Objective » Below are some records. Say how many of their lines contain the string "data", and give nothing but the number.

------------------------------------------------

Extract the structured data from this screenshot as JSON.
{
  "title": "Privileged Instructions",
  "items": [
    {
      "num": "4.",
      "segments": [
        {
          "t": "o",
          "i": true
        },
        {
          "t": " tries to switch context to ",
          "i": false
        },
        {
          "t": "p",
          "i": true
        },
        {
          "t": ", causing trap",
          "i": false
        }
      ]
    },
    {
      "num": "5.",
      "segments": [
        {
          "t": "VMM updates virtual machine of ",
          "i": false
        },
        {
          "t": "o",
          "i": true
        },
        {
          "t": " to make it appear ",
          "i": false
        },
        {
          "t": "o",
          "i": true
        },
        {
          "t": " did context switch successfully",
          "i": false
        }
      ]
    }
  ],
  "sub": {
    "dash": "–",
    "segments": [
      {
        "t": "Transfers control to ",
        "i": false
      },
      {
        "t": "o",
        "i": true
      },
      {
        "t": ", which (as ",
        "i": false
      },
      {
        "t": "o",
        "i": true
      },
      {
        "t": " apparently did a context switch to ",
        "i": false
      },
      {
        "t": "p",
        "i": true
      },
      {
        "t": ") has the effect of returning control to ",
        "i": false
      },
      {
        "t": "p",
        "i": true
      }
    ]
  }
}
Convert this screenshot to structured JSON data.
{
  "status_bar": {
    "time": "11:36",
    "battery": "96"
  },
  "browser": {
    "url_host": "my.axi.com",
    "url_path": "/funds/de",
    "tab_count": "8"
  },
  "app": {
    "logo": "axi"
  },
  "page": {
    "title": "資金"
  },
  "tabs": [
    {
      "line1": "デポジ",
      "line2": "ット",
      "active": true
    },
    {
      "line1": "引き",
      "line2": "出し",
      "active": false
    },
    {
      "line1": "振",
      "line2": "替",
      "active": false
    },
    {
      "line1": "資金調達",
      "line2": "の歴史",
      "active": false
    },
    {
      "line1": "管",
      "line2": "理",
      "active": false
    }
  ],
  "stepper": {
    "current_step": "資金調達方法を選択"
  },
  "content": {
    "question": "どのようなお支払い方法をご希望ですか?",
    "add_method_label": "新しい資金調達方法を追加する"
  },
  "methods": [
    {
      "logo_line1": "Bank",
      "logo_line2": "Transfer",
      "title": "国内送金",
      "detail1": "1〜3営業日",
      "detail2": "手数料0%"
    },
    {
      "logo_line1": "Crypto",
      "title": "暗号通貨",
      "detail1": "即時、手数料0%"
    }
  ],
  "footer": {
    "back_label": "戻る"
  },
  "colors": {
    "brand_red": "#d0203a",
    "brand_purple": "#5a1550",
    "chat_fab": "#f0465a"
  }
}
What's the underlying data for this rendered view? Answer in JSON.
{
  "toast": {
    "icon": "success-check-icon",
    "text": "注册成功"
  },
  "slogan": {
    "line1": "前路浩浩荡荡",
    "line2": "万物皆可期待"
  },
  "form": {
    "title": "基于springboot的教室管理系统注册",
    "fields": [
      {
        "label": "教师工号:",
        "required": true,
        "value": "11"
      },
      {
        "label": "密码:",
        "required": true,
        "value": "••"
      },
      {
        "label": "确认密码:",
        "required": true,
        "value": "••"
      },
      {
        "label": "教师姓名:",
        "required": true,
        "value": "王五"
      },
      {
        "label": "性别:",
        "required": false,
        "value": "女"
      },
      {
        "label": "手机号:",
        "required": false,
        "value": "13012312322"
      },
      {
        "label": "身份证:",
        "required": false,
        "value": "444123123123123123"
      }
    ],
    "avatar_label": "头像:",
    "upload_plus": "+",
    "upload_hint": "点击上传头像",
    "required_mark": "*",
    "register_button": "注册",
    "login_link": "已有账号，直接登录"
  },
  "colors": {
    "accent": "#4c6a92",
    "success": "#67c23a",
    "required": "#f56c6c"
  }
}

------------------------------------------------

Task answer » 3